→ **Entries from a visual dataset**
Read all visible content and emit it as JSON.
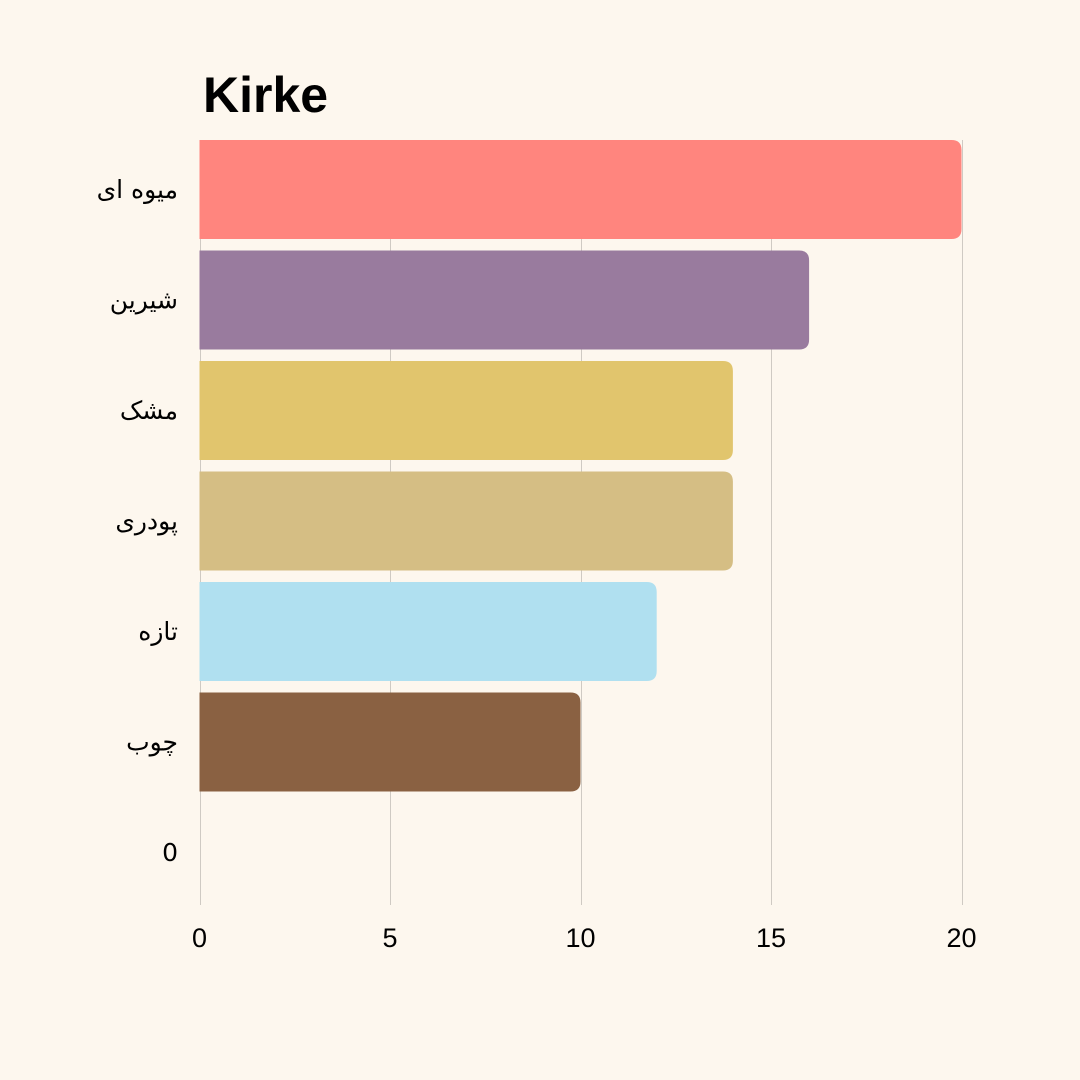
{
  "chart_data": {
    "type": "bar",
    "orientation": "horizontal",
    "title": "Kirke",
    "xlabel": "",
    "ylabel": "",
    "categories": [
      "میوه ای",
      "شیرین",
      "مشک",
      "پودری",
      "تازه",
      "چوب",
      "0"
    ],
    "values": [
      20,
      16,
      14,
      14,
      12,
      10,
      0
    ],
    "colors": [
      "#ff857e",
      "#997b9e",
      "#e1c56d",
      "#d5be84",
      "#b0e0f0",
      "#8a6142",
      "#000000"
    ],
    "xlim": [
      0,
      20
    ],
    "xticks": [
      0,
      5,
      10,
      15,
      20
    ],
    "grid": true,
    "legend": "none"
  },
  "background_color": "#fdf7ee"
}
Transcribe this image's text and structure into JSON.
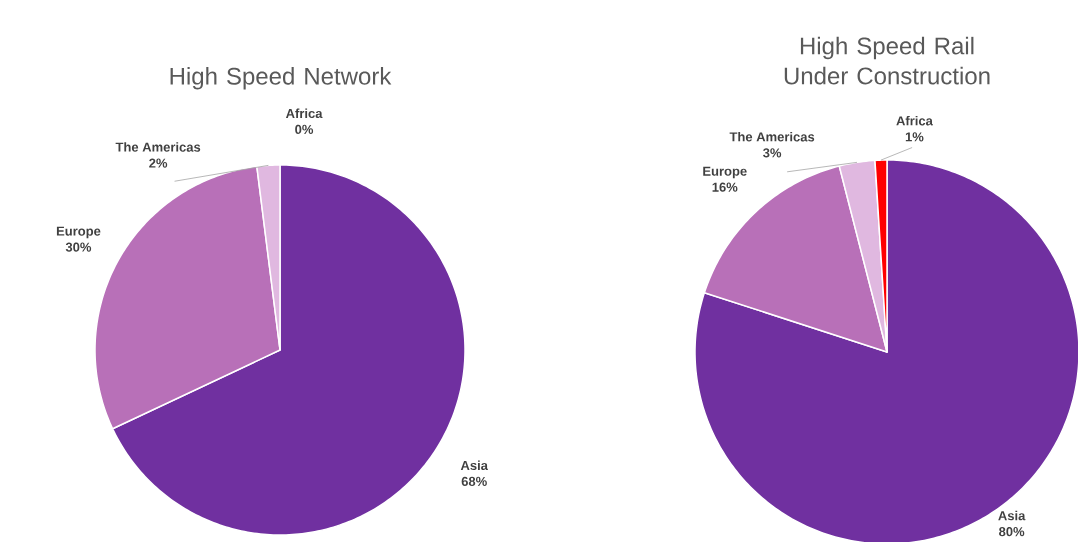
{
  "chart_data": [
    {
      "type": "pie",
      "title": "High Speed Network",
      "categories": [
        "Asia",
        "Europe",
        "The Americas",
        "Africa"
      ],
      "values": [
        68,
        30,
        2,
        0
      ],
      "value_labels": [
        "68%",
        "30%",
        "2%",
        "0%"
      ],
      "colors": [
        "#7030a0",
        "#b870b8",
        "#e0b8e0",
        "#ff0000"
      ]
    },
    {
      "type": "pie",
      "title": "High Speed Rail Under Construction",
      "categories": [
        "Asia",
        "Europe",
        "The Americas",
        "Africa"
      ],
      "values": [
        80,
        16,
        3,
        1
      ],
      "value_labels": [
        "80%",
        "16%",
        "3%",
        "1%"
      ],
      "colors": [
        "#7030a0",
        "#b870b8",
        "#e0b8e0",
        "#ff0000"
      ]
    }
  ]
}
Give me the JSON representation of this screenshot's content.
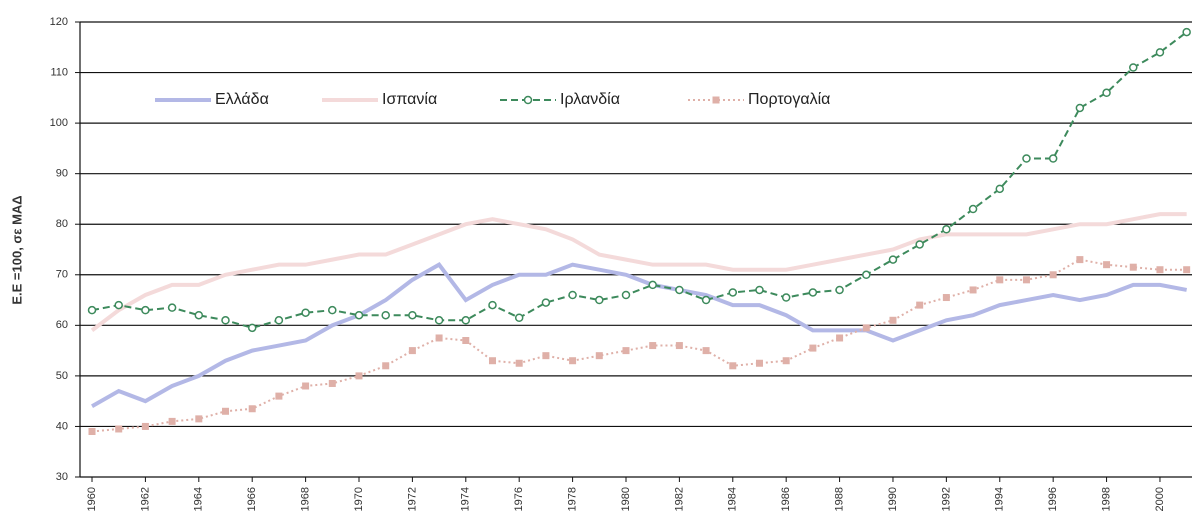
{
  "chart_data": {
    "type": "line",
    "y_label": "Ε.Ε =100, σε ΜΑΔ",
    "x": [
      1960,
      1961,
      1962,
      1963,
      1964,
      1965,
      1966,
      1967,
      1968,
      1969,
      1970,
      1971,
      1972,
      1973,
      1974,
      1975,
      1976,
      1977,
      1978,
      1979,
      1980,
      1981,
      1982,
      1983,
      1984,
      1985,
      1986,
      1987,
      1988,
      1989,
      1990,
      1991,
      1992,
      1993,
      1994,
      1995,
      1996,
      1997,
      1998,
      1999,
      2000,
      2001
    ],
    "xlim": [
      1959.55,
      2001.2
    ],
    "xticks": [
      1960,
      1962,
      1964,
      1966,
      1968,
      1970,
      1972,
      1974,
      1976,
      1978,
      1980,
      1982,
      1984,
      1986,
      1988,
      1990,
      1992,
      1994,
      1996,
      1998,
      2000
    ],
    "ylim": [
      30,
      120
    ],
    "yticks": [
      30,
      40,
      50,
      60,
      70,
      80,
      90,
      100,
      110,
      120
    ],
    "grid": true,
    "legend": "top-left",
    "series": [
      {
        "name": "Ελλάδα",
        "color": "#b3b8e6",
        "style": "solid",
        "marker": "none",
        "values": [
          44,
          47,
          45,
          48,
          50,
          53,
          55,
          56,
          57,
          60,
          62,
          65,
          69,
          72,
          65,
          68,
          70,
          70,
          72,
          71,
          70,
          68,
          67,
          66,
          64,
          64,
          62,
          59,
          59,
          59,
          57,
          59,
          61,
          62,
          64,
          65,
          66,
          65,
          66,
          68,
          68,
          67
        ]
      },
      {
        "name": "Ισπανία",
        "color": "#f4dada",
        "style": "solid",
        "marker": "none",
        "values": [
          59,
          63,
          66,
          68,
          68,
          70,
          71,
          72,
          72,
          73,
          74,
          74,
          76,
          78,
          80,
          81,
          80,
          79,
          77,
          74,
          73,
          72,
          72,
          72,
          71,
          71,
          71,
          72,
          73,
          74,
          75,
          77,
          78,
          78,
          78,
          78,
          79,
          80,
          80,
          81,
          82,
          82
        ]
      },
      {
        "name": "Ιρλανδία",
        "color": "#3d8a5c",
        "style": "dashed",
        "marker": "circle",
        "values": [
          63,
          64,
          63,
          63.5,
          62,
          61,
          59.5,
          61,
          62.5,
          63,
          62,
          62,
          62,
          61,
          61,
          64,
          61.5,
          64.5,
          66,
          65,
          66,
          68,
          67,
          65,
          66.5,
          67,
          65.5,
          66.5,
          67,
          70,
          73,
          76,
          79,
          83,
          87,
          93,
          93,
          103,
          106,
          111,
          114,
          118
        ]
      },
      {
        "name": "Πορτογαλία",
        "color": "#dfb0a8",
        "style": "dotted",
        "marker": "square",
        "values": [
          39,
          39.5,
          40,
          41,
          41.5,
          43,
          43.5,
          46,
          48,
          48.5,
          50,
          52,
          55,
          57.5,
          57,
          53,
          52.5,
          54,
          53,
          54,
          55,
          56,
          56,
          55,
          52,
          52.5,
          53,
          55.5,
          57.5,
          59.5,
          61,
          64,
          65.5,
          67,
          69,
          69,
          70,
          73,
          72,
          71.5,
          71,
          71
        ]
      }
    ]
  }
}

→ **What is required**
Every record above should come back exactly, but without its pictures.

→ **Correct result**
Read all visible content and emit it as JSON.
{
  "chart_data": {
    "type": "bar",
    "orientation": "horizontal",
    "title": "Kirke",
    "xlabel": "",
    "ylabel": "",
    "categories": [
      "میوه ای",
      "شیرین",
      "مشک",
      "پودری",
      "تازه",
      "چوب",
      "0"
    ],
    "values": [
      20,
      16,
      14,
      14,
      12,
      10,
      0
    ],
    "colors": [
      "#ff857e",
      "#997b9e",
      "#e1c56d",
      "#d5be84",
      "#b0e0f0",
      "#8a6142",
      "#000000"
    ],
    "xlim": [
      0,
      20
    ],
    "xticks": [
      0,
      5,
      10,
      15,
      20
    ],
    "grid": true,
    "legend": "none"
  },
  "background_color": "#fdf7ee"
}
Transcribe this image's text and structure into JSON.
{
  "chart_data": [
    {
      "type": "pie",
      "title": "High Speed Network",
      "categories": [
        "Asia",
        "Europe",
        "The Americas",
        "Africa"
      ],
      "values": [
        68,
        30,
        2,
        0
      ],
      "value_labels": [
        "68%",
        "30%",
        "2%",
        "0%"
      ],
      "colors": [
        "#7030a0",
        "#b870b8",
        "#e0b8e0",
        "#ff0000"
      ]
    },
    {
      "type": "pie",
      "title": "High Speed Rail Under Construction",
      "categories": [
        "Asia",
        "Europe",
        "The Americas",
        "Africa"
      ],
      "values": [
        80,
        16,
        3,
        1
      ],
      "value_labels": [
        "80%",
        "16%",
        "3%",
        "1%"
      ],
      "colors": [
        "#7030a0",
        "#b870b8",
        "#e0b8e0",
        "#ff0000"
      ]
    }
  ]
}
Give me the JSON representation of this screenshot's content.
{
  "chart_data": {
    "type": "line",
    "y_label": "Ε.Ε =100, σε ΜΑΔ",
    "x": [
      1960,
      1961,
      1962,
      1963,
      1964,
      1965,
      1966,
      1967,
      1968,
      1969,
      1970,
      1971,
      1972,
      1973,
      1974,
      1975,
      1976,
      1977,
      1978,
      1979,
      1980,
      1981,
      1982,
      1983,
      1984,
      1985,
      1986,
      1987,
      1988,
      1989,
      1990,
      1991,
      1992,
      1993,
      1994,
      1995,
      1996,
      1997,
      1998,
      1999,
      2000,
      2001
    ],
    "xlim": [
      1959.55,
      2001.2
    ],
    "xticks": [
      1960,
      1962,
      1964,
      1966,
      1968,
      1970,
      1972,
      1974,
      1976,
      1978,
      1980,
      1982,
      1984,
      1986,
      1988,
      1990,
      1992,
      1994,
      1996,
      1998,
      2000
    ],
    "ylim": [
      30,
      120
    ],
    "yticks": [
      30,
      40,
      50,
      60,
      70,
      80,
      90,
      100,
      110,
      120
    ],
    "grid": true,
    "legend": "top-left",
    "series": [
      {
        "name": "Ελλάδα",
        "color": "#b3b8e6",
        "style": "solid",
        "marker": "none",
        "values": [
          44,
          47,
          45,
          48,
          50,
          53,
          55,
          56,
          57,
          60,
          62,
          65,
          69,
          72,
          65,
          68,
          70,
          70,
          72,
          71,
          70,
          68,
          67,
          66,
          64,
          64,
          62,
          59,
          59,
          59,
          57,
          59,
          61,
          62,
          64,
          65,
          66,
          65,
          66,
          68,
          68,
          67
        ]
      },
      {
        "name": "Ισπανία",
        "color": "#f4dada",
        "style": "solid",
        "marker": "none",
        "values": [
          59,
          63,
          66,
          68,
          68,
          70,
          71,
          72,
          72,
          73,
          74,
          74,
          76,
          78,
          80,
          81,
          80,
          79,
          77,
          74,
          73,
          72,
          72,
          72,
          71,
          71,
          71,
          72,
          73,
          74,
          75,
          77,
          78,
          78,
          78,
          78,
          79,
          80,
          80,
          81,
          82,
          82
        ]
      },
      {
        "name": "Ιρλανδία",
        "color": "#3d8a5c",
        "style": "dashed",
        "marker": "circle",
        "values": [
          63,
          64,
          63,
          63.5,
          62,
          61,
          59.5,
          61,
          62.5,
          63,
          62,
          62,
          62,
          61,
          61,
          64,
          61.5,
          64.5,
          66,
          65,
          66,
          68,
          67,
          65,
          66.5,
          67,
          65.5,
          66.5,
          67,
          70,
          73,
          76,
          79,
          83,
          87,
          93,
          93,
          103,
          106,
          111,
          114,
          118
        ]
      },
      {
        "name": "Πορτογαλία",
        "color": "#dfb0a8",
        "style": "dotted",
        "marker": "square",
        "values": [
          39,
          39.5,
          40,
          41,
          41.5,
          43,
          43.5,
          46,
          48,
          48.5,
          50,
          52,
          55,
          57.5,
          57,
          53,
          52.5,
          54,
          53,
          54,
          55,
          56,
          56,
          55,
          52,
          52.5,
          53,
          55.5,
          57.5,
          59.5,
          61,
          64,
          65.5,
          67,
          69,
          69,
          70,
          73,
          72,
          71.5,
          71,
          71
        ]
      }
    ]
  }
}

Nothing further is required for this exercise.